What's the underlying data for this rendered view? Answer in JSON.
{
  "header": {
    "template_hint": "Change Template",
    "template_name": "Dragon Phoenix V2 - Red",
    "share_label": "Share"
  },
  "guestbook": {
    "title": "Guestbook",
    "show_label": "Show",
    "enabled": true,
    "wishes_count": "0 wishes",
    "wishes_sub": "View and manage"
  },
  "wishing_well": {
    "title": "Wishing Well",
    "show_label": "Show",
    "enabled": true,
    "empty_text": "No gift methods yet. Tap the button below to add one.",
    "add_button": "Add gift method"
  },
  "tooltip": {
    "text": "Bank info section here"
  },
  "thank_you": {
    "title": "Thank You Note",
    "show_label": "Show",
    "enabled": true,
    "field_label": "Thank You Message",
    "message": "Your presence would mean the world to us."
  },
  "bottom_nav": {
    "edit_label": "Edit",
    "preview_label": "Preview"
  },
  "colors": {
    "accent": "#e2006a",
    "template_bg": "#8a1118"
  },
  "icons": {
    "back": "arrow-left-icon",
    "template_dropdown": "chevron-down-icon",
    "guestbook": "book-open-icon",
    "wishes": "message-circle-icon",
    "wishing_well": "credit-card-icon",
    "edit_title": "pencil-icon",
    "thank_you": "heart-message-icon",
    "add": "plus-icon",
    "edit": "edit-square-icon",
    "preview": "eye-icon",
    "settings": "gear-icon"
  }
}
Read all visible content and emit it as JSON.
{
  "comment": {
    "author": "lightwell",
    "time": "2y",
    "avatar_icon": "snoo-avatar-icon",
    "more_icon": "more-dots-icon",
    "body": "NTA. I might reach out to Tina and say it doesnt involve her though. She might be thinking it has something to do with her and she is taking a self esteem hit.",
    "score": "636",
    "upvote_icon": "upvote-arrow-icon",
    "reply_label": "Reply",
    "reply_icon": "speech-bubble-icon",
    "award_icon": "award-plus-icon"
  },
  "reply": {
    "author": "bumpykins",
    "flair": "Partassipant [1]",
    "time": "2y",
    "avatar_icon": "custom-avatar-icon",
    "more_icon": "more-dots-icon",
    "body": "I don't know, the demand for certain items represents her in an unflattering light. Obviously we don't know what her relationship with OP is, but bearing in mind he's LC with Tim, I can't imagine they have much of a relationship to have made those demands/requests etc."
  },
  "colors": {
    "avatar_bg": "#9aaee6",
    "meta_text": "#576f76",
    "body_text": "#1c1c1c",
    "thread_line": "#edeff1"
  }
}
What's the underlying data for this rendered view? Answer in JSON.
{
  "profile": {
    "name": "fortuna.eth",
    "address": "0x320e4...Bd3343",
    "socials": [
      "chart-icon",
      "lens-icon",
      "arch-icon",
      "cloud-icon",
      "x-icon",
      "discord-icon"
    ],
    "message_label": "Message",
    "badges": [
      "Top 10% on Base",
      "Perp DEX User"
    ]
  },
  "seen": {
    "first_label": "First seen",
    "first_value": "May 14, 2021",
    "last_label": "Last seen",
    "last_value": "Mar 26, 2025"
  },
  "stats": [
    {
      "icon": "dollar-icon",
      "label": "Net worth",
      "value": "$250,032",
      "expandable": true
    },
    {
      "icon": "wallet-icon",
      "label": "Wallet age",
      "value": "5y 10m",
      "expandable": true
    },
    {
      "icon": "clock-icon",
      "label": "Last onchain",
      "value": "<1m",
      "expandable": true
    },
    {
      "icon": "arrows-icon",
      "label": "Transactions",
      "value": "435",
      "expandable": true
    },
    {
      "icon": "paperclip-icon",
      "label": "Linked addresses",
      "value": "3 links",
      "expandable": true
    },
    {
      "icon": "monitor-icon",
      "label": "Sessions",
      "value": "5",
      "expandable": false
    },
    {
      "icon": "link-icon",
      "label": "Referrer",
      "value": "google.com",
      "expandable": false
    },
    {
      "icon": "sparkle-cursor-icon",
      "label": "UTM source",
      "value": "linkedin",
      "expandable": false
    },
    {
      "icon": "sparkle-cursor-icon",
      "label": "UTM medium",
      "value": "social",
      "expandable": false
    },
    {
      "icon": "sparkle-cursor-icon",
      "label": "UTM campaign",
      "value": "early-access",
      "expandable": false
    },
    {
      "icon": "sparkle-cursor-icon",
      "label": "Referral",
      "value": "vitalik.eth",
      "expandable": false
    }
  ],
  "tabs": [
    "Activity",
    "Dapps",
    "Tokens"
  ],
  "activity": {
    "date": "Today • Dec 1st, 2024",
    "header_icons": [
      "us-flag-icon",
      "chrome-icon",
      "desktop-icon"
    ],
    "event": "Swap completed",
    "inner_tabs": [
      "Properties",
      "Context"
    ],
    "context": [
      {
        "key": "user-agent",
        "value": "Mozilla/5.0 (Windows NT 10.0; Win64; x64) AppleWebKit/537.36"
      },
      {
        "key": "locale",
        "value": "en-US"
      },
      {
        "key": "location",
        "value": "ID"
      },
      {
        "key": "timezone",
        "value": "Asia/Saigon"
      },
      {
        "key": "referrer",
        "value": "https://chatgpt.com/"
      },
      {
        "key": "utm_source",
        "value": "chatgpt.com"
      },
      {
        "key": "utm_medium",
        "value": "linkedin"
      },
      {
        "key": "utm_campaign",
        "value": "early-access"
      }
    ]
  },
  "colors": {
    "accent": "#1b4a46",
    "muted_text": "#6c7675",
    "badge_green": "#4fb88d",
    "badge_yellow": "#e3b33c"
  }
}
__________________________________________________
--- TASK ---
From the records above, extract every entry exactly as given.

--- THE SOLUTION ---
What's the underlying data for this rendered view? Answer in JSON.
{
  "header": {
    "template_hint": "Change Template",
    "template_name": "Dragon Phoenix V2 - Red",
    "share_label": "Share"
  },
  "guestbook": {
    "title": "Guestbook",
    "show_label": "Show",
    "enabled": true,
    "wishes_count": "0 wishes",
    "wishes_sub": "View and manage"
  },
  "wishing_well": {
    "title": "Wishing Well",
    "show_label": "Show",
    "enabled": true,
    "empty_text": "No gift methods yet. Tap the button below to add one.",
    "add_button": "Add gift method"
  },
  "tooltip": {
    "text": "Bank info section here"
  },
  "thank_you": {
    "title": "Thank You Note",
    "show_label": "Show",
    "enabled": true,
    "field_label": "Thank You Message",
    "message": "Your presence would mean the world to us."
  },
  "bottom_nav": {
    "edit_label": "Edit",
    "preview_label": "Preview"
  },
  "colors": {
    "accent": "#e2006a",
    "template_bg": "#8a1118"
  },
  "icons": {
    "back": "arrow-left-icon",
    "template_dropdown": "chevron-down-icon",
    "guestbook": "book-open-icon",
    "wishes": "message-circle-icon",
    "wishing_well": "credit-card-icon",
    "edit_title": "pencil-icon",
    "thank_you": "heart-message-icon",
    "add": "plus-icon",
    "edit": "edit-square-icon",
    "preview": "eye-icon",
    "settings": "gear-icon"
  }
}
Read all visible content and emit it as JSON.
{
  "comment": {
    "author": "lightwell",
    "time": "2y",
    "avatar_icon": "snoo-avatar-icon",
    "more_icon": "more-dots-icon",
    "body": "NTA. I might reach out to Tina and say it doesnt involve her though. She might be thinking it has something to do with her and she is taking a self esteem hit.",
    "score": "636",
    "upvote_icon": "upvote-arrow-icon",
    "reply_label": "Reply",
    "reply_icon": "speech-bubble-icon",
    "award_icon": "award-plus-icon"
  },
  "reply": {
    "author": "bumpykins",
    "flair": "Partassipant [1]",
    "time": "2y",
    "avatar_icon": "custom-avatar-icon",
    "more_icon": "more-dots-icon",
    "body": "I don't know, the demand for certain items represents her in an unflattering light. Obviously we don't know what her relationship with OP is, but bearing in mind he's LC with Tim, I can't imagine they have much of a relationship to have made those demands/requests etc."
  },
  "colors": {
    "avatar_bg": "#9aaee6",
    "meta_text": "#576f76",
    "body_text": "#1c1c1c",
    "thread_line": "#edeff1"
  }
}
What's the underlying data for this rendered view? Answer in JSON.
{
  "profile": {
    "name": "fortuna.eth",
    "address": "0x320e4...Bd3343",
    "socials": [
      "chart-icon",
      "lens-icon",
      "arch-icon",
      "cloud-icon",
      "x-icon",
      "discord-icon"
    ],
    "message_label": "Message",
    "badges": [
      "Top 10% on Base",
      "Perp DEX User"
    ]
  },
  "seen": {
    "first_label": "First seen",
    "first_value": "May 14, 2021",
    "last_label": "Last seen",
    "last_value": "Mar 26, 2025"
  },
  "stats": [
    {
      "icon": "dollar-icon",
      "label": "Net worth",
      "value": "$250,032",
      "expandable": true
    },
    {
      "icon": "wallet-icon",
      "label": "Wallet age",
      "value": "5y 10m",
      "expandable": true
    },
    {
      "icon": "clock-icon",
      "label": "Last onchain",
      "value": "<1m",
      "expandable": true
    },
    {
      "icon": "arrows-icon",
      "label": "Transactions",
      "value": "435",
      "expandable": true
    },
    {
      "icon": "paperclip-icon",
      "label": "Linked addresses",
      "value": "3 links",
      "expandable": true
    },
    {
      "icon": "monitor-icon",
      "label": "Sessions",
      "value": "5",
      "expandable": false
    },
    {
      "icon": "link-icon",
      "label": "Referrer",
      "value": "google.com",
      "expandable": false
    },
    {
      "icon": "sparkle-cursor-icon",
      "label": "UTM source",
      "value": "linkedin",
      "expandable": false
    },
    {
      "icon": "sparkle-cursor-icon",
      "label": "UTM medium",
      "value": "social",
      "expandable": false
    },
    {
      "icon": "sparkle-cursor-icon",
      "label": "UTM campaign",
      "value": "early-access",
      "expandable": false
    },
    {
      "icon": "sparkle-cursor-icon",
      "label": "Referral",
      "value": "vitalik.eth",
      "expandable": false
    }
  ],
  "tabs": [
    "Activity",
    "Dapps",
    "Tokens"
  ],
  "activity": {
    "date": "Today • Dec 1st, 2024",
    "header_icons": [
      "us-flag-icon",
      "chrome-icon",
      "desktop-icon"
    ],
    "event": "Swap completed",
    "inner_tabs": [
      "Properties",
      "Context"
    ],
    "context": [
      {
        "key": "user-agent",
        "value": "Mozilla/5.0 (Windows NT 10.0; Win64; x64) AppleWebKit/537.36"
      },
      {
        "key": "locale",
        "value": "en-US"
      },
      {
        "key": "location",
        "value": "ID"
      },
      {
        "key": "timezone",
        "value": "Asia/Saigon"
      },
      {
        "key": "referrer",
        "value": "https://chatgpt.com/"
      },
      {
        "key": "utm_source",
        "value": "chatgpt.com"
      },
      {
        "key": "utm_medium",
        "value": "linkedin"
      },
      {
        "key": "utm_campaign",
        "value": "early-access"
      }
    ]
  },
  "colors": {
    "accent": "#1b4a46",
    "muted_text": "#6c7675",
    "badge_green": "#4fb88d",
    "badge_yellow": "#e3b33c"
  }
}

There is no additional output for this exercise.